EXERCISE: Your answer should be only a number: how many lines include the word "města".

A block of data:

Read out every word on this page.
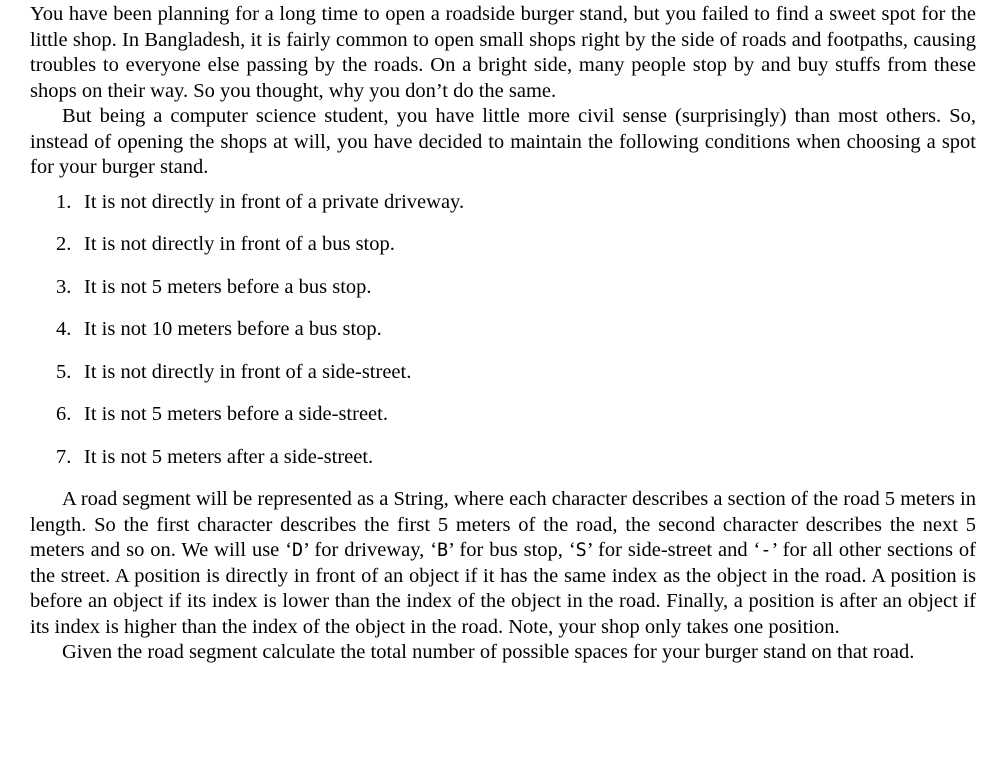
You have been planning for a long time to open a roadside burger stand, but you failed to find a sweet spot for the little shop. In Bangladesh, it is fairly common to open small shops right by the side of roads and footpaths, causing troubles to everyone else passing by the roads. On a bright side, many people stop by and buy stuffs from these shops on their way. So you thought, why you don’t do the same.

But being a computer science student, you have little more civil sense (surprisingly) than most others. So, instead of opening the shops at will, you have decided to maintain the following conditions when choosing a spot for your burger stand.

1. It is not directly in front of a private driveway.
2. It is not directly in front of a bus stop.
3. It is not 5 meters before a bus stop.
4. It is not 10 meters before a bus stop.
5. It is not directly in front of a side-street.
6. It is not 5 meters before a side-street.
7. It is not 5 meters after a side-street.

A road segment will be represented as a String, where each character describes a section of the road 5 meters in length. So the first character describes the first 5 meters of the road, the second character describes the next 5 meters and so on. We will use ‘D’ for driveway, ‘B’ for bus stop, ‘S’ for side-street and ‘-’ for all other sections of the street. A position is directly in front of an object if it has the same index as the object in the road. A position is before an object if its index is lower than the index of the object in the road. Finally, a position is after an object if its index is higher than the index of the object in the road. Note, your shop only takes one position.

Given the road segment calculate the total number of possible spaces for your burger stand on that road.
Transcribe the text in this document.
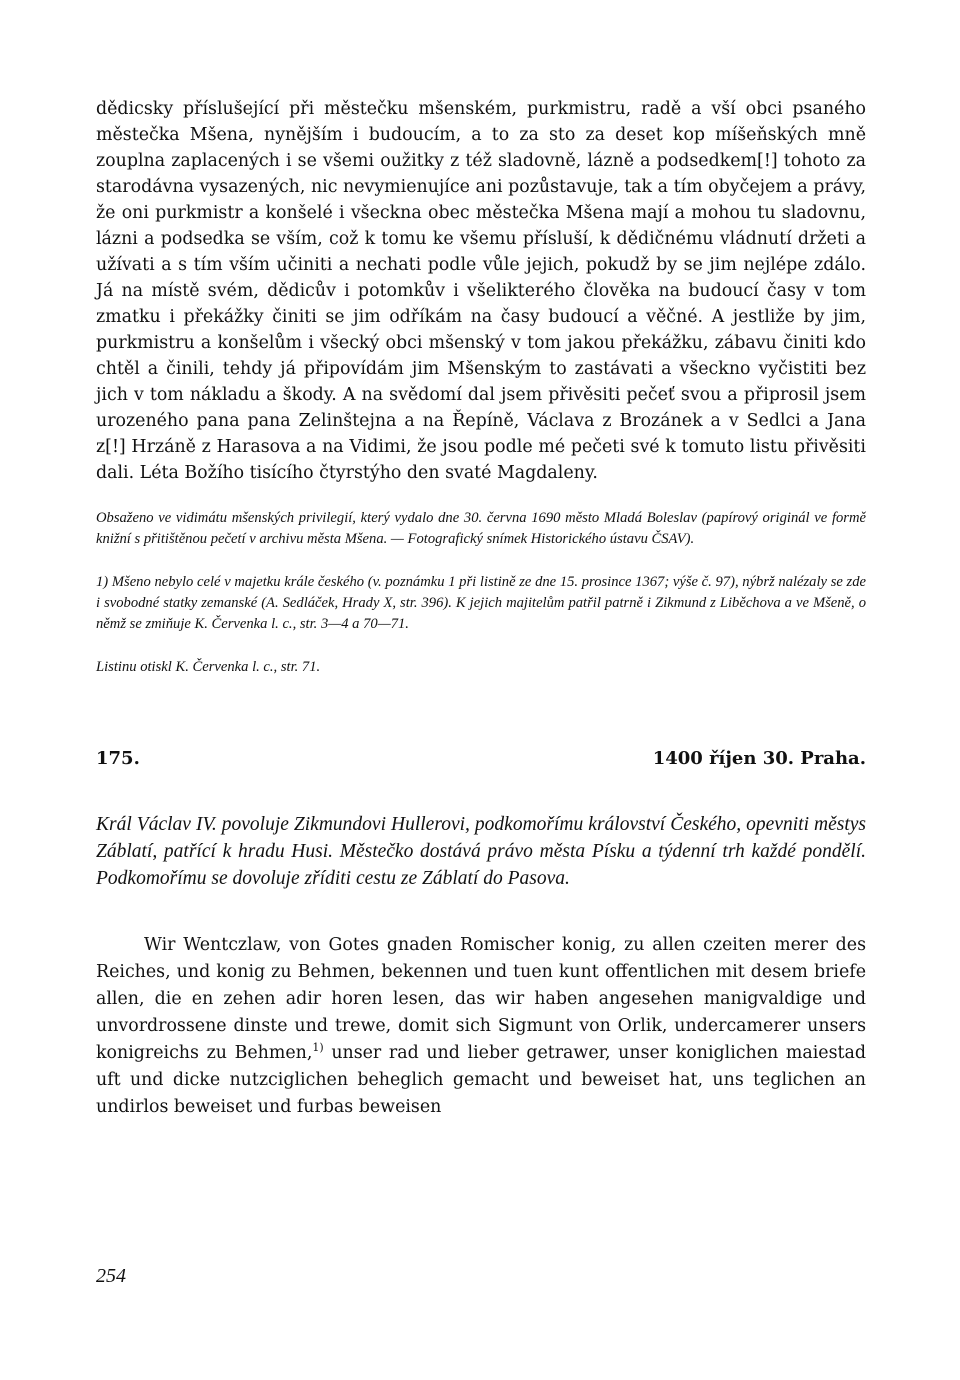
dědicsky příslušející při městečku mšenském, purkmistru, radě a vší obci psaného městečka Mšena, nynějším i budoucím, a to za sto za deset kop míšeňských mně zouplna zaplacených i se všemi oužitky z též sladovně, lázně a podsedkem[!] tohoto za starodávna vysazených, nic nevymienujíce ani pozůstavuje, tak a tím obyčejem a právy, že oni purkmistr a konšelé i všeckna obec městečka Mšena mají a mohou tu sladovnu, lázni a podsedka se vším, což k tomu ke všemu přísluší, k dědičnému vládnutí držeti a užívati a s tím vším učiniti a nechati podle vůle jejich, pokudž by se jim nejlépe zdálo. Já na místě svém, dědicův i potomkův i všelikterého člověka na budoucí časy v tom zmatku i překážky činiti se jim odříkám na časy budoucí a věčné. A jestliže by jim, purkmistru a konšelům i všecký obci mšenský v tom jakou překážku, zábavu činiti kdo chtěl a činili, tehdy já připovídám jim Mšenským to zastávati a všeckno vyčistiti bez jich v tom nákladu a škody. A na svědomí dal jsem přivěsiti pečeť svou a připrosil jsem urozeného pana pana Zelinštejna a na Řepíně, Václava z Brozánek a v Sedlci a Jana z[!] Hrzáně z Harasova a na Vidimi, že jsou podle mé pečeti své k tomuto listu přivěsiti dali. Léta Božího tisícího čtyrstýho den svaté Magdaleny.

Obsaženo ve vidimátu mšenských privilegií, který vydalo dne 30. června 1690 město Mladá Boleslav (papírový originál ve formě knižní s přitištěnou pečetí v archivu města Mšena. — Fotografický snímek Historického ústavu ČSAV).

1) Mšeno nebylo celé v majetku krále českého (v. poznámku 1 při listině ze dne 15. prosince 1367; výše č. 97), nýbrž nalézaly se zde i svobodné statky zemanské (A. Sedláček, Hrady X, str. 396). K jejich majitelům patřil patrně i Zikmund z Liběchova a ve Mšeně, o němž se zmiňuje K. Červenka l. c., str. 3—4 a 70—71.

Listinu otiskl K. Červenka l. c., str. 71.

175.	1400 říjen 30. Praha.

Král Václav IV. povoluje Zikmundovi Hullerovi, podkomořímu království Českého, opevniti městys Záblatí, patřící k hradu Husi. Městečko dostává právo města Písku a týdenní trh každé pondělí. Podkomořímu se dovoluje zříditi cestu ze Záblatí do Pasova.

Wir Wentczlaw, von Gotes gnaden Romischer konig, zu allen czeiten merer des Reiches, und konig zu Behmen, bekennen und tuen kunt offentlichen mit desem briefe allen, die en zehen adir horen lesen, das wir haben angesehen manigvaldige und unvordrossene dinste und trewe, domit sich Sigmunt von Orlik, undercamerer unsers konigreichs zu Behmen,$^{1)}$ unser rad und lieber getrawer, unser koniglichen maiestad uft und dicke nutzciglichen beheglich gemacht und beweiset hat, uns teglichen an undirlos beweiset und furbas beweisen

254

EXERCISE SOLUTION: 2